### DATA LISTING
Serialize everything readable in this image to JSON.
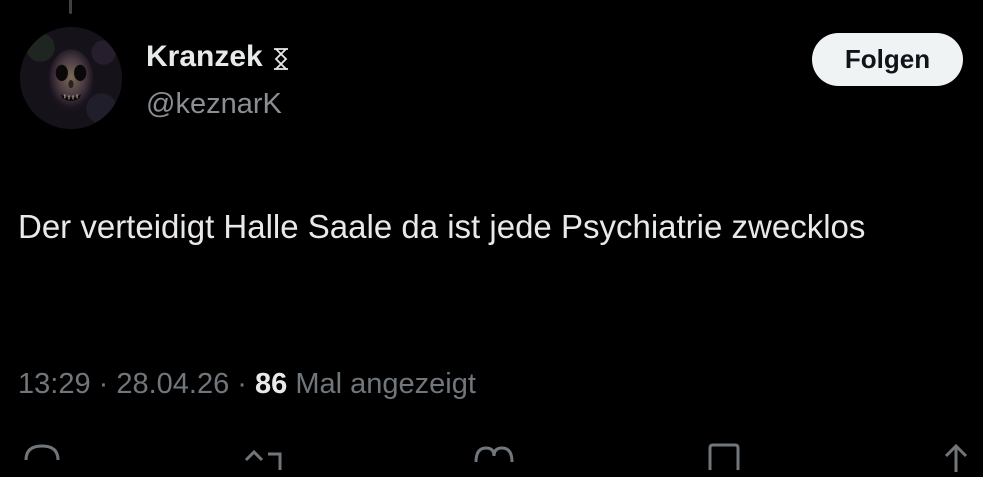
{
  "author": {
    "display_name": "Kranzek",
    "verified_icon": "hourglass-icon",
    "handle": "@keznarK",
    "avatar_icon": "mask-face-avatar"
  },
  "follow_button": {
    "label": "Folgen"
  },
  "tweet": {
    "text": "Der verteidigt Halle Saale da ist jede Psychiatrie zwecklos"
  },
  "meta": {
    "time": "13:29",
    "separator1": " · ",
    "date": "28.04.26",
    "separator2": " · ",
    "views_count": "86",
    "views_label": " Mal angezeigt"
  },
  "actions": [
    {
      "icon": "reply-icon"
    },
    {
      "icon": "retweet-icon"
    },
    {
      "icon": "like-icon"
    },
    {
      "icon": "bookmark-icon"
    },
    {
      "icon": "share-icon"
    }
  ],
  "colors": {
    "background": "#000000",
    "primary_text": "#e7e9ea",
    "secondary_text": "#71767b",
    "button_bg": "#eff3f4",
    "button_text": "#0f1419"
  }
}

### REQUIRED WORK
Repeat the material above verbatim. Leave the pictures behind.

### WRITTEN ANSWER
Serialize everything readable in this image to JSON.
{
  "author": {
    "display_name": "Kranzek",
    "verified_icon": "hourglass-icon",
    "handle": "@keznarK",
    "avatar_icon": "mask-face-avatar"
  },
  "follow_button": {
    "label": "Folgen"
  },
  "tweet": {
    "text": "Der verteidigt Halle Saale da ist jede Psychiatrie zwecklos"
  },
  "meta": {
    "time": "13:29",
    "separator1": " · ",
    "date": "28.04.26",
    "separator2": " · ",
    "views_count": "86",
    "views_label": " Mal angezeigt"
  },
  "actions": [
    {
      "icon": "reply-icon"
    },
    {
      "icon": "retweet-icon"
    },
    {
      "icon": "like-icon"
    },
    {
      "icon": "bookmark-icon"
    },
    {
      "icon": "share-icon"
    }
  ],
  "colors": {
    "background": "#000000",
    "primary_text": "#e7e9ea",
    "secondary_text": "#71767b",
    "button_bg": "#eff3f4",
    "button_text": "#0f1419"
  }
}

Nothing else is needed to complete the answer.